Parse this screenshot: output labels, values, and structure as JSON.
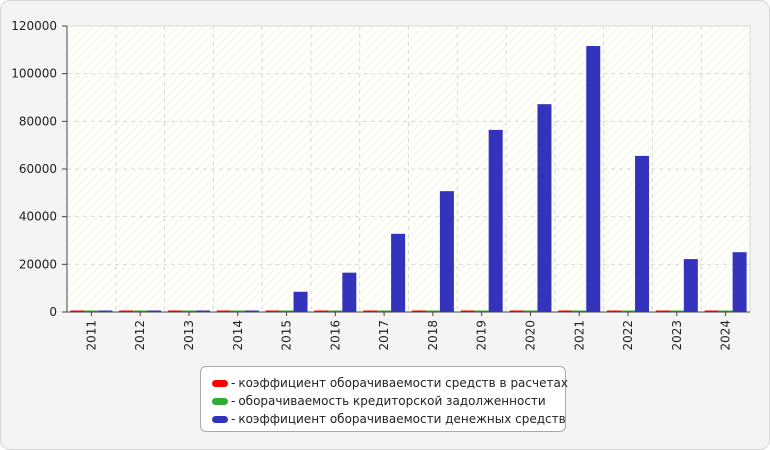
{
  "chart_data": {
    "type": "bar",
    "categories": [
      "2011",
      "2012",
      "2013",
      "2014",
      "2015",
      "2016",
      "2017",
      "2018",
      "2019",
      "2020",
      "2021",
      "2022",
      "2023",
      "2024"
    ],
    "series": [
      {
        "name": "коэффициент оборачиваемости средств в расчетах",
        "color": "#ff0000",
        "values": [
          120,
          120,
          120,
          120,
          120,
          120,
          120,
          120,
          120,
          120,
          120,
          120,
          120,
          120
        ]
      },
      {
        "name": "оборачиваемость кредиторской задолженности",
        "color": "#33aa33",
        "values": [
          90,
          90,
          90,
          90,
          90,
          90,
          90,
          90,
          90,
          90,
          90,
          90,
          90,
          90
        ]
      },
      {
        "name": "коэффициент оборачиваемости денежных средств",
        "color": "#3333bb",
        "values": [
          60,
          90,
          150,
          200,
          8500,
          16500,
          32800,
          50700,
          76400,
          87200,
          111600,
          65500,
          22200,
          25100
        ]
      }
    ],
    "ylim": [
      0,
      120000
    ],
    "yticks": [
      0,
      20000,
      40000,
      60000,
      80000,
      100000,
      120000
    ],
    "grid": true,
    "legend": {
      "position": "bottom",
      "prefix": "-"
    }
  }
}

_____

**WHAT YOU ARE ASKED TO DO:**
Each record above should be copied character for character, with pictures dropped.

**RESULT:**
Parse this screenshot: output labels, values, and structure as JSON.
{
  "chart_data": {
    "type": "bar",
    "categories": [
      "2011",
      "2012",
      "2013",
      "2014",
      "2015",
      "2016",
      "2017",
      "2018",
      "2019",
      "2020",
      "2021",
      "2022",
      "2023",
      "2024"
    ],
    "series": [
      {
        "name": "коэффициент оборачиваемости средств в расчетах",
        "color": "#ff0000",
        "values": [
          120,
          120,
          120,
          120,
          120,
          120,
          120,
          120,
          120,
          120,
          120,
          120,
          120,
          120
        ]
      },
      {
        "name": "оборачиваемость кредиторской задолженности",
        "color": "#33aa33",
        "values": [
          90,
          90,
          90,
          90,
          90,
          90,
          90,
          90,
          90,
          90,
          90,
          90,
          90,
          90
        ]
      },
      {
        "name": "коэффициент оборачиваемости денежных средств",
        "color": "#3333bb",
        "values": [
          60,
          90,
          150,
          200,
          8500,
          16500,
          32800,
          50700,
          76400,
          87200,
          111600,
          65500,
          22200,
          25100
        ]
      }
    ],
    "ylim": [
      0,
      120000
    ],
    "yticks": [
      0,
      20000,
      40000,
      60000,
      80000,
      100000,
      120000
    ],
    "grid": true,
    "legend": {
      "position": "bottom",
      "prefix": "-"
    }
  }
}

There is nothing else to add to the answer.